Convert the lines from the line with "series-layer xyxy=(136,74,1337,810)" to the line with "legend-label-ez: ez xyxy=(1265,175,1300,221)" into a JSON list of strings, one string per line, omitting blank lines.

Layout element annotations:
=-=-=

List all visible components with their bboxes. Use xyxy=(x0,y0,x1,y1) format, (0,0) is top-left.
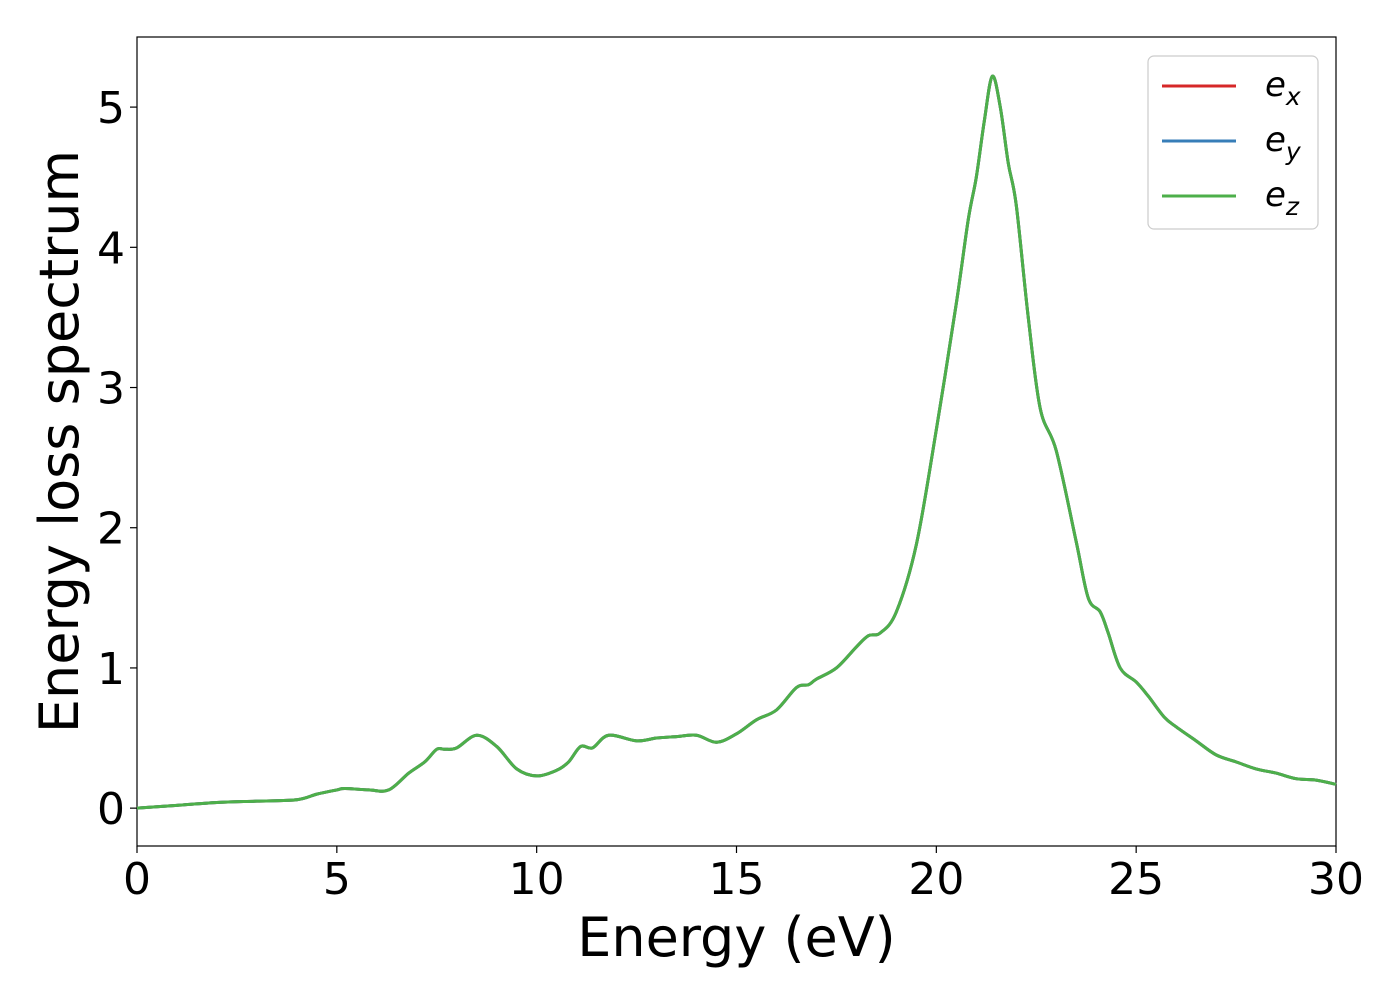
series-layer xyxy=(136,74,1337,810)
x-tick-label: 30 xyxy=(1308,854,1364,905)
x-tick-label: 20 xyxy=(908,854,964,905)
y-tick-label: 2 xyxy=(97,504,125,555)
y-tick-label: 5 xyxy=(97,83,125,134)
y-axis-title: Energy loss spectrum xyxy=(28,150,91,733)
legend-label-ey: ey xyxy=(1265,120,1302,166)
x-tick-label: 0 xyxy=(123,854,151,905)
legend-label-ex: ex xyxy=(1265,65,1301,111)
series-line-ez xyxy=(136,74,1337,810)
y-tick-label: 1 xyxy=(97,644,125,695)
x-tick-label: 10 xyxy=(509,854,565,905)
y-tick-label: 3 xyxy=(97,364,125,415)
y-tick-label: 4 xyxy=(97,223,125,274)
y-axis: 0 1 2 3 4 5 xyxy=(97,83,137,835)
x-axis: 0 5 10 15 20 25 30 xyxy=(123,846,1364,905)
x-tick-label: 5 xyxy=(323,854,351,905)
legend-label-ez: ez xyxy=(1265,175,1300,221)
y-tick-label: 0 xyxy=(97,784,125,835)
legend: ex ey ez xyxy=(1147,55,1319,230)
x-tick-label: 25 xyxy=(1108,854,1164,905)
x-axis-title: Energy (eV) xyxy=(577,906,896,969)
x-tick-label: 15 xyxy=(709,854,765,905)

=-=-=

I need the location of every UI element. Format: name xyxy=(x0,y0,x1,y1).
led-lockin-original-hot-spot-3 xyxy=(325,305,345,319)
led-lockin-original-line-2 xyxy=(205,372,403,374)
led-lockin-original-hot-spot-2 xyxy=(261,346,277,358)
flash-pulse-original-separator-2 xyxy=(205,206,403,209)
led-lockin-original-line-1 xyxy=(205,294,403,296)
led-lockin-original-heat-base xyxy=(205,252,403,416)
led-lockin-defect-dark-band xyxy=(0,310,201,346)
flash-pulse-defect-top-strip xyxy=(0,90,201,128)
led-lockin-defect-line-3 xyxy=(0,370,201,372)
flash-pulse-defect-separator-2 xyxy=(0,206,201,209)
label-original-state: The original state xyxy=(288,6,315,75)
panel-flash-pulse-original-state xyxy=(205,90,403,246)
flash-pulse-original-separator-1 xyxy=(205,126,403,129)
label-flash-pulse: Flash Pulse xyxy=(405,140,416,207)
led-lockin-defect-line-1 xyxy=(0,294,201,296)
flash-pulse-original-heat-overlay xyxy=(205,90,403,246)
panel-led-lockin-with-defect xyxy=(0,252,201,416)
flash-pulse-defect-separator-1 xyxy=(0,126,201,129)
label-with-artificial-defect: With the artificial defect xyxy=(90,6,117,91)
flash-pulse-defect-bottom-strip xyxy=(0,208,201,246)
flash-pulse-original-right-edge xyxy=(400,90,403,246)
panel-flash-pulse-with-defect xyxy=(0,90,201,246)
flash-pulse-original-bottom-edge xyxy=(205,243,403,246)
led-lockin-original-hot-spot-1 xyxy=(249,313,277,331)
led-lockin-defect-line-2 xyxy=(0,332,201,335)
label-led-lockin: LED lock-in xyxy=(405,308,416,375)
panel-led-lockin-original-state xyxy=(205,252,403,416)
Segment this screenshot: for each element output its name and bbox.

=-=-=

• **Answer to this problem**
[
  "series-layer xyxy=(136,74,1337,810)",
  "x-tick-label: 30 xyxy=(1308,854,1364,905)",
  "x-tick-label: 20 xyxy=(908,854,964,905)",
  "y-tick-label: 2 xyxy=(97,504,125,555)",
  "y-tick-label: 5 xyxy=(97,83,125,134)",
  "y-axis-title: Energy loss spectrum xyxy=(28,150,91,733)",
  "legend-label-ey: ey xyxy=(1265,120,1302,166)",
  "x-tick-label: 0 xyxy=(123,854,151,905)",
  "legend-label-ex: ex xyxy=(1265,65,1301,111)",
  "series-line-ez xyxy=(136,74,1337,810)",
  "y-tick-label: 1 xyxy=(97,644,125,695)",
  "x-tick-label: 10 xyxy=(509,854,565,905)",
  "y-tick-label: 3 xyxy=(97,364,125,415)",
  "y-tick-label: 4 xyxy=(97,223,125,274)",
  "y-axis: 0 1 2 3 4 5 xyxy=(97,83,137,835)",
  "x-axis: 0 5 10 15 20 25 30 xyxy=(123,846,1364,905)",
  "x-tick-label: 5 xyxy=(323,854,351,905)",
  "legend-label-ez: ez xyxy=(1265,175,1300,221)"
]